- [BRIEF] Pick out every line with the word "epitope" and copy it.

** Begin EXTRACTED INFORMATION **

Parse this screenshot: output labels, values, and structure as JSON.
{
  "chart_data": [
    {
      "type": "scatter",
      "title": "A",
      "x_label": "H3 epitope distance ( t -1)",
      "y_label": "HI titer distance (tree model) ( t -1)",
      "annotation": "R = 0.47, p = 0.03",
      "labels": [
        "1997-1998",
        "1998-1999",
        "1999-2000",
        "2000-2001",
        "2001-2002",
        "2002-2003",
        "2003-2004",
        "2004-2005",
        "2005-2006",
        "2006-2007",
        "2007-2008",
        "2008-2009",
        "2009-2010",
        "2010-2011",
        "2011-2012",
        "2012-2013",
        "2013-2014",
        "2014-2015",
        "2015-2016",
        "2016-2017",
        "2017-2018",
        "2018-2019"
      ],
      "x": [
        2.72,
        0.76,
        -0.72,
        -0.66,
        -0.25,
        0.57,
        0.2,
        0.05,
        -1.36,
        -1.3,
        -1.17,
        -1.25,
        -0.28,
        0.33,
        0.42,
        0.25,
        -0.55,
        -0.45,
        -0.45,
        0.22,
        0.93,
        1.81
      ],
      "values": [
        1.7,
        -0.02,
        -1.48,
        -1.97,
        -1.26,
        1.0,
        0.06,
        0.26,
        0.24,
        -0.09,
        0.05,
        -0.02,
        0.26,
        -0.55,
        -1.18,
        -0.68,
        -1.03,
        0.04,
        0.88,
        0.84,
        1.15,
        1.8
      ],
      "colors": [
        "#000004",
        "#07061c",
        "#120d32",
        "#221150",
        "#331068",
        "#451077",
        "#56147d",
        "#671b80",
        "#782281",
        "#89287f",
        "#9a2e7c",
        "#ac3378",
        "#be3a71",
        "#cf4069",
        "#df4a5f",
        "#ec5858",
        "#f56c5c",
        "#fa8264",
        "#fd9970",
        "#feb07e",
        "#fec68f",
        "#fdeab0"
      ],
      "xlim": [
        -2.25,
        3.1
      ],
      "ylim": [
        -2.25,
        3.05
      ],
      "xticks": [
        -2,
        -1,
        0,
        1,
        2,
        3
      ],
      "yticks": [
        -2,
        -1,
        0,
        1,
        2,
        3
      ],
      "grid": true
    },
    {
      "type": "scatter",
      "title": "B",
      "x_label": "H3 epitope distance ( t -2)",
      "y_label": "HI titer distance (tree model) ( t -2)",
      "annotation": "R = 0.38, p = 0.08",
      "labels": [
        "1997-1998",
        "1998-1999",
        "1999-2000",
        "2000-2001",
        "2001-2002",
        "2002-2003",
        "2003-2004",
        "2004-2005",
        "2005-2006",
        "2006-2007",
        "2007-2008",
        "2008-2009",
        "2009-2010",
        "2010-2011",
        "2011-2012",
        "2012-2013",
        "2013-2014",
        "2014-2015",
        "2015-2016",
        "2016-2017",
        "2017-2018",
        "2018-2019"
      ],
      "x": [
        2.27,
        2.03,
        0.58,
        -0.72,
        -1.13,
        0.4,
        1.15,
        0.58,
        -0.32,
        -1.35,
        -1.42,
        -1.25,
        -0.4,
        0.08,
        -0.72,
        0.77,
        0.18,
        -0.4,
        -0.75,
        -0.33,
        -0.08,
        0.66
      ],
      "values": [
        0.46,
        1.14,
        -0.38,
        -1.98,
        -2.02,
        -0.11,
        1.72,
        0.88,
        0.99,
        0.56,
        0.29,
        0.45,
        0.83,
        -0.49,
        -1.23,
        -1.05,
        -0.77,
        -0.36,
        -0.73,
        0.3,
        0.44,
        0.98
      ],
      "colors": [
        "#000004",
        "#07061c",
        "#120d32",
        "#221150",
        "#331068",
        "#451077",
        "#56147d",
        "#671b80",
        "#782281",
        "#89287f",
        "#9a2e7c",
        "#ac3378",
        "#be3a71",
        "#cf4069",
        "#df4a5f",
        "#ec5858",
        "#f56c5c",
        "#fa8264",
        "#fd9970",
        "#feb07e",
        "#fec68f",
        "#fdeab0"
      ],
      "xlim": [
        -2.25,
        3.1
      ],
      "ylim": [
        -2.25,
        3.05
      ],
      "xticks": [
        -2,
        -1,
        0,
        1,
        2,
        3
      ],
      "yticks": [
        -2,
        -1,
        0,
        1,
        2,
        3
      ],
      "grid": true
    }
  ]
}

** End EXTRACTED INFORMATION **

- [EXERCISE ANSWER]
      "x_label": "H3 epitope distance ( t -1)",
      "x_label": "H3 epitope distance ( t -2)",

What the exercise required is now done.